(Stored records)
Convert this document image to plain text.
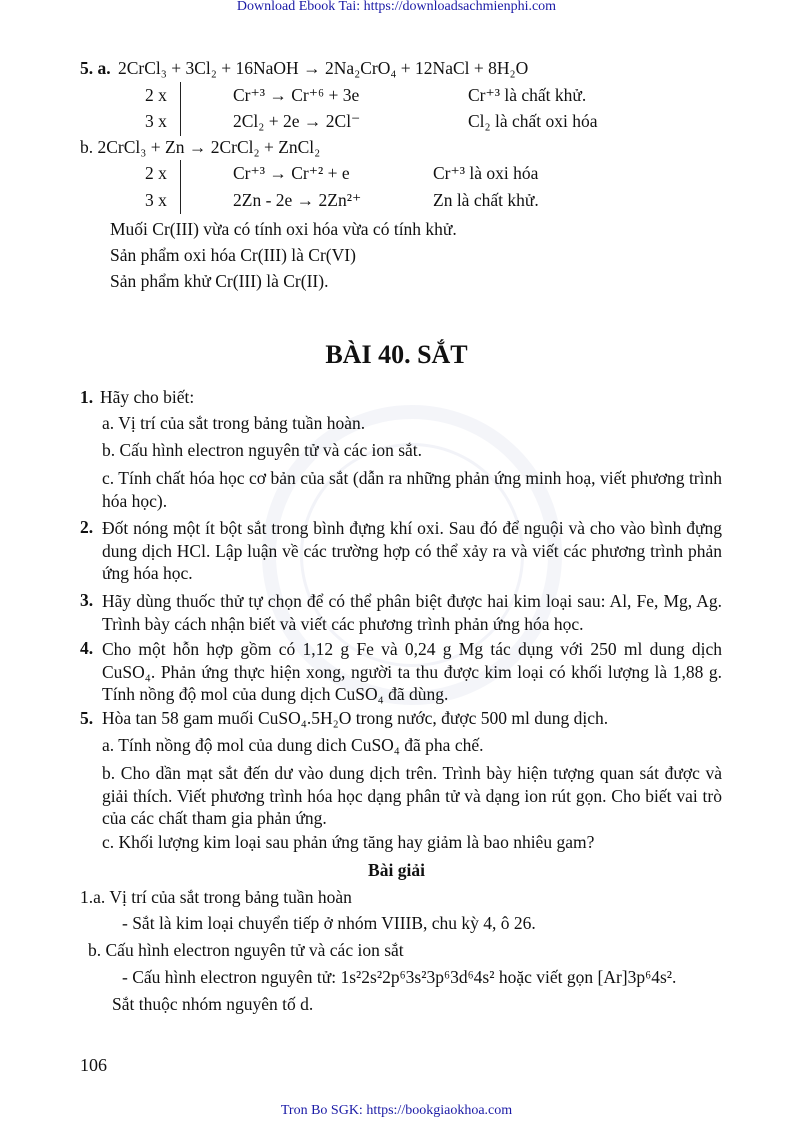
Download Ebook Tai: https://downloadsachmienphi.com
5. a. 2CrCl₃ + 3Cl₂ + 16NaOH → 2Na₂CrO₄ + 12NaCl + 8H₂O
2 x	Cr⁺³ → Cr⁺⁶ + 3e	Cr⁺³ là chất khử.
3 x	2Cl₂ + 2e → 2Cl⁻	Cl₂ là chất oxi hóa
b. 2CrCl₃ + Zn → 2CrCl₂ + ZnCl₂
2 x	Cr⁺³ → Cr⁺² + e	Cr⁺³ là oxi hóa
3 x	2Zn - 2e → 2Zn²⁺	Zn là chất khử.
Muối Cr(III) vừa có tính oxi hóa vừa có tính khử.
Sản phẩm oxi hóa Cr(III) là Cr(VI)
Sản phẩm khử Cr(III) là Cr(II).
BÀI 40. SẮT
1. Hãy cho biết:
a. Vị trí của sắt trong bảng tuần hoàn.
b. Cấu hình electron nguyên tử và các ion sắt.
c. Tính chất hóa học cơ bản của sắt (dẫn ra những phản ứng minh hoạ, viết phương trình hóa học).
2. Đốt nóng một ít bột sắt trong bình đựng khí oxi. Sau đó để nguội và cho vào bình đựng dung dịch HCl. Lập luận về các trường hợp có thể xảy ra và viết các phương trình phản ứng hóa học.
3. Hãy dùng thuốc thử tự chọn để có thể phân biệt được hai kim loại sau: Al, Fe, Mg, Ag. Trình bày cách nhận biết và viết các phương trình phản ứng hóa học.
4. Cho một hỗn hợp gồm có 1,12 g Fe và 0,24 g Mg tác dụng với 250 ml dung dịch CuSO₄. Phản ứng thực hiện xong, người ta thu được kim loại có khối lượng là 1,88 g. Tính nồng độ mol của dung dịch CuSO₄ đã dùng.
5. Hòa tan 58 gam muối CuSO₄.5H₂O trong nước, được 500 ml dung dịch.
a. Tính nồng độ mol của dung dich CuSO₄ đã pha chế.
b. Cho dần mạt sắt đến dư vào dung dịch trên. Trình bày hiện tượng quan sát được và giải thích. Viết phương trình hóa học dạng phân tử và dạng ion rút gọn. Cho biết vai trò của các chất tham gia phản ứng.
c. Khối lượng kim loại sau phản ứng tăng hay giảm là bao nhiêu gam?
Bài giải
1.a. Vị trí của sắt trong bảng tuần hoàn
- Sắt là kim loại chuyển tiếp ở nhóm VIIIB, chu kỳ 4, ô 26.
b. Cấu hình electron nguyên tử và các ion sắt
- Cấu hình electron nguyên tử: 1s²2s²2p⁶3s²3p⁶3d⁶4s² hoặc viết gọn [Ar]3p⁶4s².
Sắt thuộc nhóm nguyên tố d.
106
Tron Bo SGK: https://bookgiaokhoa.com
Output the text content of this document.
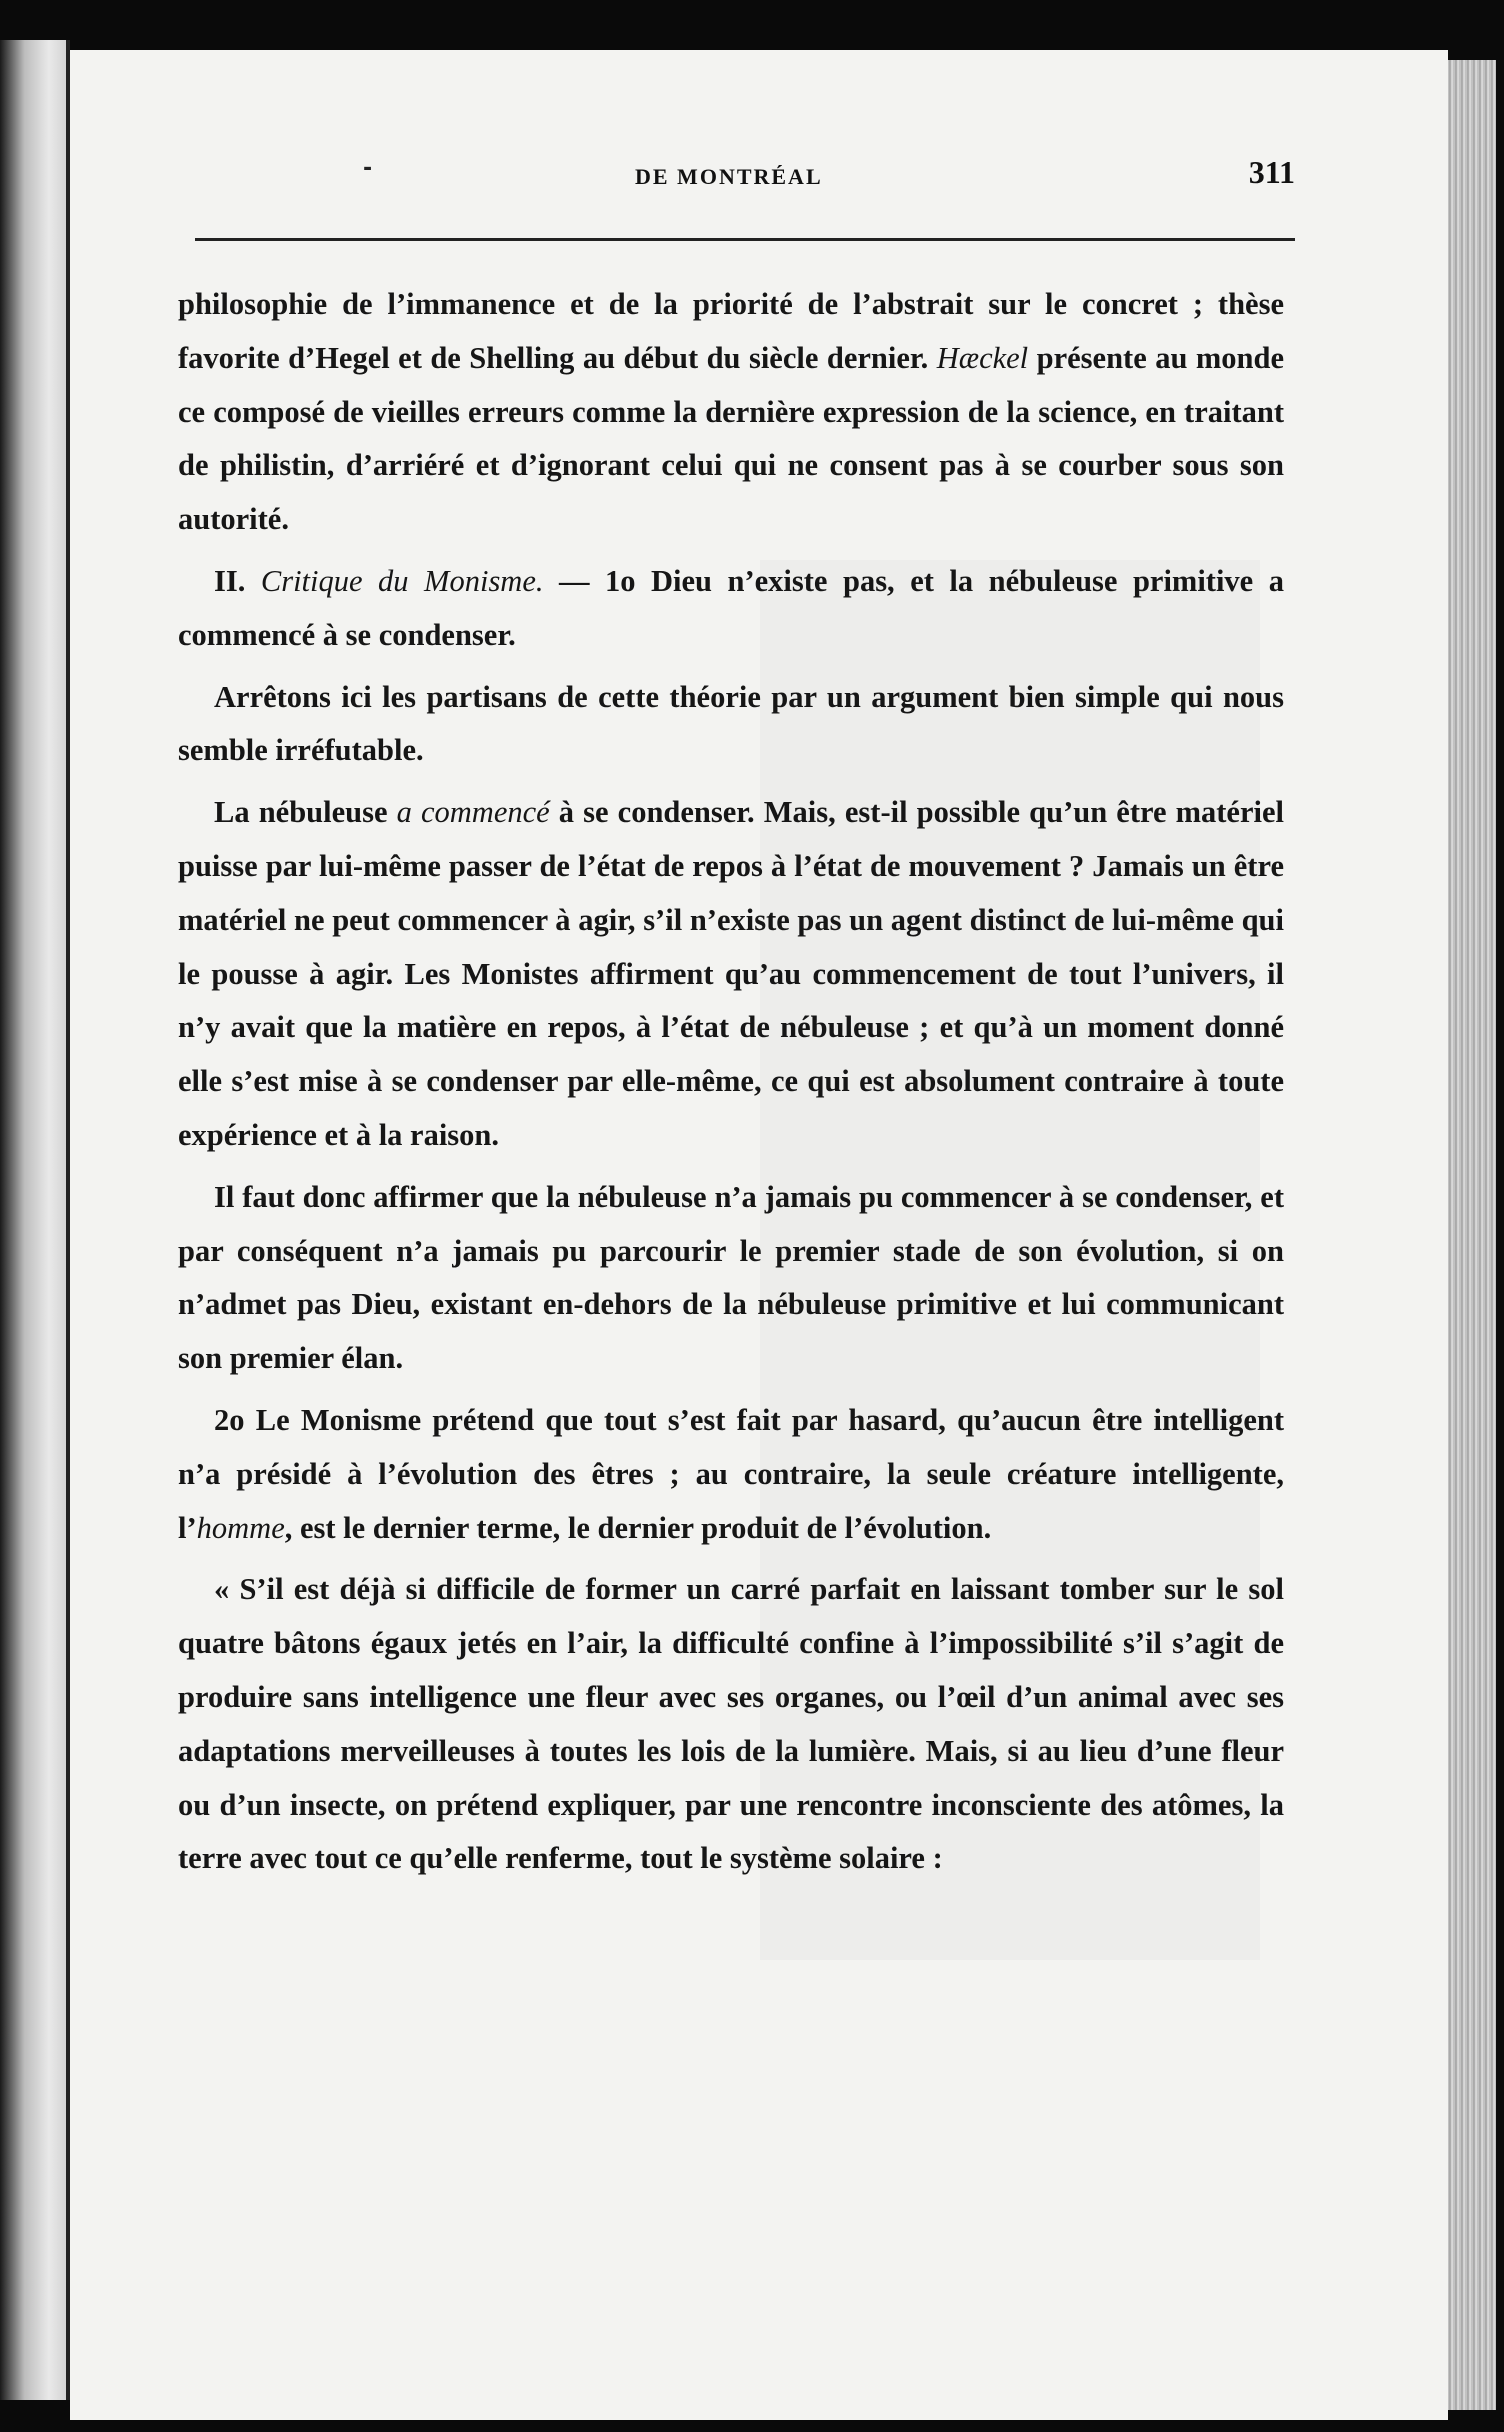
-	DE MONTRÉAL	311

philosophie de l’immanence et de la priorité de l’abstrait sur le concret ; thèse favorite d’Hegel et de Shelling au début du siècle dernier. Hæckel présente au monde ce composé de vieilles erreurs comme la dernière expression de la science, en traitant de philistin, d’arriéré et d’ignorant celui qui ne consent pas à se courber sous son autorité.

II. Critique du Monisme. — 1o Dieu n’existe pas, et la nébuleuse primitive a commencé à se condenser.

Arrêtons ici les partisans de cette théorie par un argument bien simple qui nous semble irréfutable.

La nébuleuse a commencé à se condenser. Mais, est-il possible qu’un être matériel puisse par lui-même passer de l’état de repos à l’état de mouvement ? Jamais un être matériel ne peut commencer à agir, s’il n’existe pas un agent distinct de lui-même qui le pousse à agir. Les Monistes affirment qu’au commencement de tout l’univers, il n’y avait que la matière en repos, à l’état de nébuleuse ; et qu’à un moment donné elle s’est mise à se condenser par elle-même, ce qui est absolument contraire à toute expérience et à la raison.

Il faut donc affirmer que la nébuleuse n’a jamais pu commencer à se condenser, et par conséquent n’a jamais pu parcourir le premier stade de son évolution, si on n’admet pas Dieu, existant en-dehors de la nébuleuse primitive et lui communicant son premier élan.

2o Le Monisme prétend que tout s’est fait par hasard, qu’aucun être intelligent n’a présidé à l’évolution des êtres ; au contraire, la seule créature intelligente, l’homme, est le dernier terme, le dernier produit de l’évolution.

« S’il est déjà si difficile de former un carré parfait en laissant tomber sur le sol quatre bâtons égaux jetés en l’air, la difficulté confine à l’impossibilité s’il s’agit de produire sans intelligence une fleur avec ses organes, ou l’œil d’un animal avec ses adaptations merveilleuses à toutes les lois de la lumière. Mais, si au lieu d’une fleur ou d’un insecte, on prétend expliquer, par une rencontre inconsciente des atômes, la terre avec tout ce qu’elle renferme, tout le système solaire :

What is asked: Track down all lines above with the string "document" and copy them.

Answer for this exercise:
Convert this document image to plain text.
Output the text content of this document.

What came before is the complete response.